### PROBLEM STATEMENT
Repeat all of the data precisely.

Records

○ ○ ○ ○ ○

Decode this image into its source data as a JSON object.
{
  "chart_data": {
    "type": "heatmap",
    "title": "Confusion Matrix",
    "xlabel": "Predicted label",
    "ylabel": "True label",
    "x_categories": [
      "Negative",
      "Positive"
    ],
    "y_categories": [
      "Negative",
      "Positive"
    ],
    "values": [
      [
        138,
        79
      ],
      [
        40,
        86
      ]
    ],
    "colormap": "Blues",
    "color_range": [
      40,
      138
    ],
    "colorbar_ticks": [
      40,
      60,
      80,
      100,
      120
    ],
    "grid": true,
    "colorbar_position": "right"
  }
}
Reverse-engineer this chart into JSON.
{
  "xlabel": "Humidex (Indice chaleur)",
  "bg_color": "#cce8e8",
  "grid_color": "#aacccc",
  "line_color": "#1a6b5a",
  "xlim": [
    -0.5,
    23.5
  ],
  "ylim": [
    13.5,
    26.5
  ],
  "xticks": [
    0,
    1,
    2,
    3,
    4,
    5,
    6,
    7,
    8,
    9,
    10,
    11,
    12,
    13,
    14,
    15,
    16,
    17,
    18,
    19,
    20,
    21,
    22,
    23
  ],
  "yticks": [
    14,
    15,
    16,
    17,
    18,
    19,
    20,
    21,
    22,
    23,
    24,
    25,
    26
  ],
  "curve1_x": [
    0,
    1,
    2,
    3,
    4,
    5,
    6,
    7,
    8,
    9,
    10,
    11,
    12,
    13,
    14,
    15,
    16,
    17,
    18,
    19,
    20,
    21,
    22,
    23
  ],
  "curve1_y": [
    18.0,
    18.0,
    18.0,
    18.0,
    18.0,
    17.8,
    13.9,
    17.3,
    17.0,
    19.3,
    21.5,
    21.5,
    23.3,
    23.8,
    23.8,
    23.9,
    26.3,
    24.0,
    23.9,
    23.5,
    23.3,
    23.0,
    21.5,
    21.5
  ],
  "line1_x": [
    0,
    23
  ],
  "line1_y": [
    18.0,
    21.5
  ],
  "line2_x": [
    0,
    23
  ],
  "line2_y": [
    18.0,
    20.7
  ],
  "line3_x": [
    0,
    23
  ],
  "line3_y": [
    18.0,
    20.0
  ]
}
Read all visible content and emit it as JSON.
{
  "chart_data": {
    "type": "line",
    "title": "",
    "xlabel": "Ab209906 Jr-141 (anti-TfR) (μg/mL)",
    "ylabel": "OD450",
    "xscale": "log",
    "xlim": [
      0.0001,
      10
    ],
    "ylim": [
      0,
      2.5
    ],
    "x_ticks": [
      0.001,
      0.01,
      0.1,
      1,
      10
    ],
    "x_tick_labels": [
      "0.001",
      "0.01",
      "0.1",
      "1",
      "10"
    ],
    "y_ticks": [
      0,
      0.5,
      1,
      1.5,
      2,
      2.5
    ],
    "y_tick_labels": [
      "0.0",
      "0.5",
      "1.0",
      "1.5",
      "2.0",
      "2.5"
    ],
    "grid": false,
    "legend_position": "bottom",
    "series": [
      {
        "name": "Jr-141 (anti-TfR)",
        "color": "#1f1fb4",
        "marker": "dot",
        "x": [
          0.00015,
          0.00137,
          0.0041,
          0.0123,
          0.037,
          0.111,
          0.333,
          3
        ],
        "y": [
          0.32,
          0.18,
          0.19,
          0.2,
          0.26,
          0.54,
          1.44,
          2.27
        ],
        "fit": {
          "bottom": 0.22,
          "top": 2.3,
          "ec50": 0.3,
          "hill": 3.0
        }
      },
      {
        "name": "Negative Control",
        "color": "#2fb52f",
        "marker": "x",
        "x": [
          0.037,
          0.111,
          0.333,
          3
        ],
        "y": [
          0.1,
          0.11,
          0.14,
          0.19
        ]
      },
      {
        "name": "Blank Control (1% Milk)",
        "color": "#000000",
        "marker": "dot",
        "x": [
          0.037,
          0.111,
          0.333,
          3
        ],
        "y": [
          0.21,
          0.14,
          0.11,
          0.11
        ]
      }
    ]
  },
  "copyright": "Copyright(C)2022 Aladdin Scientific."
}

○ ○ ○ ○ ○

### EXERCISE RESULT
Decode this image into its source data as a JSON object.
{
  "chart_data": {
    "type": "heatmap",
    "title": "Confusion Matrix",
    "xlabel": "Predicted label",
    "ylabel": "True label",
    "x_categories": [
      "Negative",
      "Positive"
    ],
    "y_categories": [
      "Negative",
      "Positive"
    ],
    "values": [
      [
        138,
        79
      ],
      [
        40,
        86
      ]
    ],
    "colormap": "Blues",
    "color_range": [
      40,
      138
    ],
    "colorbar_ticks": [
      40,
      60,
      80,
      100,
      120
    ],
    "grid": true,
    "colorbar_position": "right"
  }
}
Reverse-engineer this chart into JSON.
{
  "xlabel": "Humidex (Indice chaleur)",
  "bg_color": "#cce8e8",
  "grid_color": "#aacccc",
  "line_color": "#1a6b5a",
  "xlim": [
    -0.5,
    23.5
  ],
  "ylim": [
    13.5,
    26.5
  ],
  "xticks": [
    0,
    1,
    2,
    3,
    4,
    5,
    6,
    7,
    8,
    9,
    10,
    11,
    12,
    13,
    14,
    15,
    16,
    17,
    18,
    19,
    20,
    21,
    22,
    23
  ],
  "yticks": [
    14,
    15,
    16,
    17,
    18,
    19,
    20,
    21,
    22,
    23,
    24,
    25,
    26
  ],
  "curve1_x": [
    0,
    1,
    2,
    3,
    4,
    5,
    6,
    7,
    8,
    9,
    10,
    11,
    12,
    13,
    14,
    15,
    16,
    17,
    18,
    19,
    20,
    21,
    22,
    23
  ],
  "curve1_y": [
    18.0,
    18.0,
    18.0,
    18.0,
    18.0,
    17.8,
    13.9,
    17.3,
    17.0,
    19.3,
    21.5,
    21.5,
    23.3,
    23.8,
    23.8,
    23.9,
    26.3,
    24.0,
    23.9,
    23.5,
    23.3,
    23.0,
    21.5,
    21.5
  ],
  "line1_x": [
    0,
    23
  ],
  "line1_y": [
    18.0,
    21.5
  ],
  "line2_x": [
    0,
    23
  ],
  "line2_y": [
    18.0,
    20.7
  ],
  "line3_x": [
    0,
    23
  ],
  "line3_y": [
    18.0,
    20.0
  ]
}
Read all visible content and emit it as JSON.
{
  "chart_data": {
    "type": "line",
    "title": "",
    "xlabel": "Ab209906 Jr-141 (anti-TfR) (μg/mL)",
    "ylabel": "OD450",
    "xscale": "log",
    "xlim": [
      0.0001,
      10
    ],
    "ylim": [
      0,
      2.5
    ],
    "x_ticks": [
      0.001,
      0.01,
      0.1,
      1,
      10
    ],
    "x_tick_labels": [
      "0.001",
      "0.01",
      "0.1",
      "1",
      "10"
    ],
    "y_ticks": [
      0,
      0.5,
      1,
      1.5,
      2,
      2.5
    ],
    "y_tick_labels": [
      "0.0",
      "0.5",
      "1.0",
      "1.5",
      "2.0",
      "2.5"
    ],
    "grid": false,
    "legend_position": "bottom",
    "series": [
      {
        "name": "Jr-141 (anti-TfR)",
        "color": "#1f1fb4",
        "marker": "dot",
        "x": [
          0.00015,
          0.00137,
          0.0041,
          0.0123,
          0.037,
          0.111,
          0.333,
          3
        ],
        "y": [
          0.32,
          0.18,
          0.19,
          0.2,
          0.26,
          0.54,
          1.44,
          2.27
        ],
        "fit": {
          "bottom": 0.22,
          "top": 2.3,
          "ec50": 0.3,
          "hill": 3.0
        }
      },
      {
        "name": "Negative Control",
        "color": "#2fb52f",
        "marker": "x",
        "x": [
          0.037,
          0.111,
          0.333,
          3
        ],
        "y": [
          0.1,
          0.11,
          0.14,
          0.19
        ]
      },
      {
        "name": "Blank Control (1% Milk)",
        "color": "#000000",
        "marker": "dot",
        "x": [
          0.037,
          0.111,
          0.333,
          3
        ],
        "y": [
          0.21,
          0.14,
          0.11,
          0.11
        ]
      }
    ]
  },
  "copyright": "Copyright(C)2022 Aladdin Scientific."
}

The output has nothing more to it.